Stored rows -
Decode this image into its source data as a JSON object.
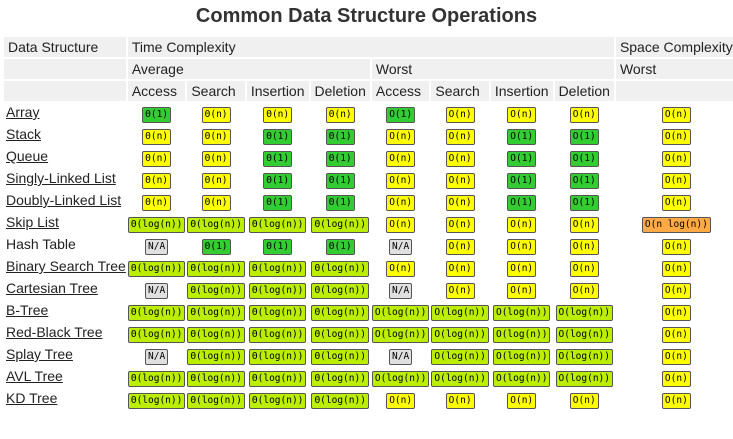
{
  "title": "Common Data Structure Operations",
  "headers": {
    "data_structure": "Data Structure",
    "time_complexity": "Time Complexity",
    "space_complexity": "Space Complexity",
    "average": "Average",
    "worst": "Worst",
    "worst_space": "Worst",
    "ops": [
      "Access",
      "Search",
      "Insertion",
      "Deletion",
      "Access",
      "Search",
      "Insertion",
      "Deletion"
    ]
  },
  "colors": {
    "green": "#33cc33",
    "yellow": "#ffff00",
    "yellow-green": "#bbee00",
    "orange": "#ffaa44",
    "gray": "#e0e0e0"
  },
  "rows": [
    {
      "name": "Array",
      "link": true,
      "cells": [
        [
          "Θ(1)",
          "green"
        ],
        [
          "Θ(n)",
          "yellow"
        ],
        [
          "Θ(n)",
          "yellow"
        ],
        [
          "Θ(n)",
          "yellow"
        ],
        [
          "O(1)",
          "green"
        ],
        [
          "O(n)",
          "yellow"
        ],
        [
          "O(n)",
          "yellow"
        ],
        [
          "O(n)",
          "yellow"
        ],
        [
          "O(n)",
          "yellow"
        ]
      ]
    },
    {
      "name": "Stack",
      "link": true,
      "cells": [
        [
          "Θ(n)",
          "yellow"
        ],
        [
          "Θ(n)",
          "yellow"
        ],
        [
          "Θ(1)",
          "green"
        ],
        [
          "Θ(1)",
          "green"
        ],
        [
          "O(n)",
          "yellow"
        ],
        [
          "O(n)",
          "yellow"
        ],
        [
          "O(1)",
          "green"
        ],
        [
          "O(1)",
          "green"
        ],
        [
          "O(n)",
          "yellow"
        ]
      ]
    },
    {
      "name": "Queue",
      "link": true,
      "cells": [
        [
          "Θ(n)",
          "yellow"
        ],
        [
          "Θ(n)",
          "yellow"
        ],
        [
          "Θ(1)",
          "green"
        ],
        [
          "Θ(1)",
          "green"
        ],
        [
          "O(n)",
          "yellow"
        ],
        [
          "O(n)",
          "yellow"
        ],
        [
          "O(1)",
          "green"
        ],
        [
          "O(1)",
          "green"
        ],
        [
          "O(n)",
          "yellow"
        ]
      ]
    },
    {
      "name": "Singly-Linked List",
      "link": true,
      "cells": [
        [
          "Θ(n)",
          "yellow"
        ],
        [
          "Θ(n)",
          "yellow"
        ],
        [
          "Θ(1)",
          "green"
        ],
        [
          "Θ(1)",
          "green"
        ],
        [
          "O(n)",
          "yellow"
        ],
        [
          "O(n)",
          "yellow"
        ],
        [
          "O(1)",
          "green"
        ],
        [
          "O(1)",
          "green"
        ],
        [
          "O(n)",
          "yellow"
        ]
      ]
    },
    {
      "name": "Doubly-Linked List",
      "link": true,
      "cells": [
        [
          "Θ(n)",
          "yellow"
        ],
        [
          "Θ(n)",
          "yellow"
        ],
        [
          "Θ(1)",
          "green"
        ],
        [
          "Θ(1)",
          "green"
        ],
        [
          "O(n)",
          "yellow"
        ],
        [
          "O(n)",
          "yellow"
        ],
        [
          "O(1)",
          "green"
        ],
        [
          "O(1)",
          "green"
        ],
        [
          "O(n)",
          "yellow"
        ]
      ]
    },
    {
      "name": "Skip List",
      "link": true,
      "cells": [
        [
          "Θ(log(n))",
          "yg"
        ],
        [
          "Θ(log(n))",
          "yg"
        ],
        [
          "Θ(log(n))",
          "yg"
        ],
        [
          "Θ(log(n))",
          "yg"
        ],
        [
          "O(n)",
          "yellow"
        ],
        [
          "O(n)",
          "yellow"
        ],
        [
          "O(n)",
          "yellow"
        ],
        [
          "O(n)",
          "yellow"
        ],
        [
          "O(n log(n))",
          "orange"
        ]
      ]
    },
    {
      "name": "Hash Table",
      "link": false,
      "cells": [
        [
          "N/A",
          "gray"
        ],
        [
          "Θ(1)",
          "green"
        ],
        [
          "Θ(1)",
          "green"
        ],
        [
          "Θ(1)",
          "green"
        ],
        [
          "N/A",
          "gray"
        ],
        [
          "O(n)",
          "yellow"
        ],
        [
          "O(n)",
          "yellow"
        ],
        [
          "O(n)",
          "yellow"
        ],
        [
          "O(n)",
          "yellow"
        ]
      ]
    },
    {
      "name": "Binary Search Tree",
      "link": true,
      "cells": [
        [
          "Θ(log(n))",
          "yg"
        ],
        [
          "Θ(log(n))",
          "yg"
        ],
        [
          "Θ(log(n))",
          "yg"
        ],
        [
          "Θ(log(n))",
          "yg"
        ],
        [
          "O(n)",
          "yellow"
        ],
        [
          "O(n)",
          "yellow"
        ],
        [
          "O(n)",
          "yellow"
        ],
        [
          "O(n)",
          "yellow"
        ],
        [
          "O(n)",
          "yellow"
        ]
      ]
    },
    {
      "name": "Cartesian Tree",
      "link": true,
      "cells": [
        [
          "N/A",
          "gray"
        ],
        [
          "Θ(log(n))",
          "yg"
        ],
        [
          "Θ(log(n))",
          "yg"
        ],
        [
          "Θ(log(n))",
          "yg"
        ],
        [
          "N/A",
          "gray"
        ],
        [
          "O(n)",
          "yellow"
        ],
        [
          "O(n)",
          "yellow"
        ],
        [
          "O(n)",
          "yellow"
        ],
        [
          "O(n)",
          "yellow"
        ]
      ]
    },
    {
      "name": "B-Tree",
      "link": true,
      "cells": [
        [
          "Θ(log(n))",
          "yg"
        ],
        [
          "Θ(log(n))",
          "yg"
        ],
        [
          "Θ(log(n))",
          "yg"
        ],
        [
          "Θ(log(n))",
          "yg"
        ],
        [
          "O(log(n))",
          "yg"
        ],
        [
          "O(log(n))",
          "yg"
        ],
        [
          "O(log(n))",
          "yg"
        ],
        [
          "O(log(n))",
          "yg"
        ],
        [
          "O(n)",
          "yellow"
        ]
      ]
    },
    {
      "name": "Red-Black Tree",
      "link": true,
      "cells": [
        [
          "Θ(log(n))",
          "yg"
        ],
        [
          "Θ(log(n))",
          "yg"
        ],
        [
          "Θ(log(n))",
          "yg"
        ],
        [
          "Θ(log(n))",
          "yg"
        ],
        [
          "O(log(n))",
          "yg"
        ],
        [
          "O(log(n))",
          "yg"
        ],
        [
          "O(log(n))",
          "yg"
        ],
        [
          "O(log(n))",
          "yg"
        ],
        [
          "O(n)",
          "yellow"
        ]
      ]
    },
    {
      "name": "Splay Tree",
      "link": true,
      "cells": [
        [
          "N/A",
          "gray"
        ],
        [
          "Θ(log(n))",
          "yg"
        ],
        [
          "Θ(log(n))",
          "yg"
        ],
        [
          "Θ(log(n))",
          "yg"
        ],
        [
          "N/A",
          "gray"
        ],
        [
          "O(log(n))",
          "yg"
        ],
        [
          "O(log(n))",
          "yg"
        ],
        [
          "O(log(n))",
          "yg"
        ],
        [
          "O(n)",
          "yellow"
        ]
      ]
    },
    {
      "name": "AVL Tree",
      "link": true,
      "cells": [
        [
          "Θ(log(n))",
          "yg"
        ],
        [
          "Θ(log(n))",
          "yg"
        ],
        [
          "Θ(log(n))",
          "yg"
        ],
        [
          "Θ(log(n))",
          "yg"
        ],
        [
          "O(log(n))",
          "yg"
        ],
        [
          "O(log(n))",
          "yg"
        ],
        [
          "O(log(n))",
          "yg"
        ],
        [
          "O(log(n))",
          "yg"
        ],
        [
          "O(n)",
          "yellow"
        ]
      ]
    },
    {
      "name": "KD Tree",
      "link": true,
      "cells": [
        [
          "Θ(log(n))",
          "yg"
        ],
        [
          "Θ(log(n))",
          "yg"
        ],
        [
          "Θ(log(n))",
          "yg"
        ],
        [
          "Θ(log(n))",
          "yg"
        ],
        [
          "O(n)",
          "yellow"
        ],
        [
          "O(n)",
          "yellow"
        ],
        [
          "O(n)",
          "yellow"
        ],
        [
          "O(n)",
          "yellow"
        ],
        [
          "O(n)",
          "yellow"
        ]
      ]
    }
  ]
}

Exercise goal -
Copy each line that holds the word "Structure".

Correct output -
  "title": "Common Data Structure Operations",
    "data_structure": "Data Structure",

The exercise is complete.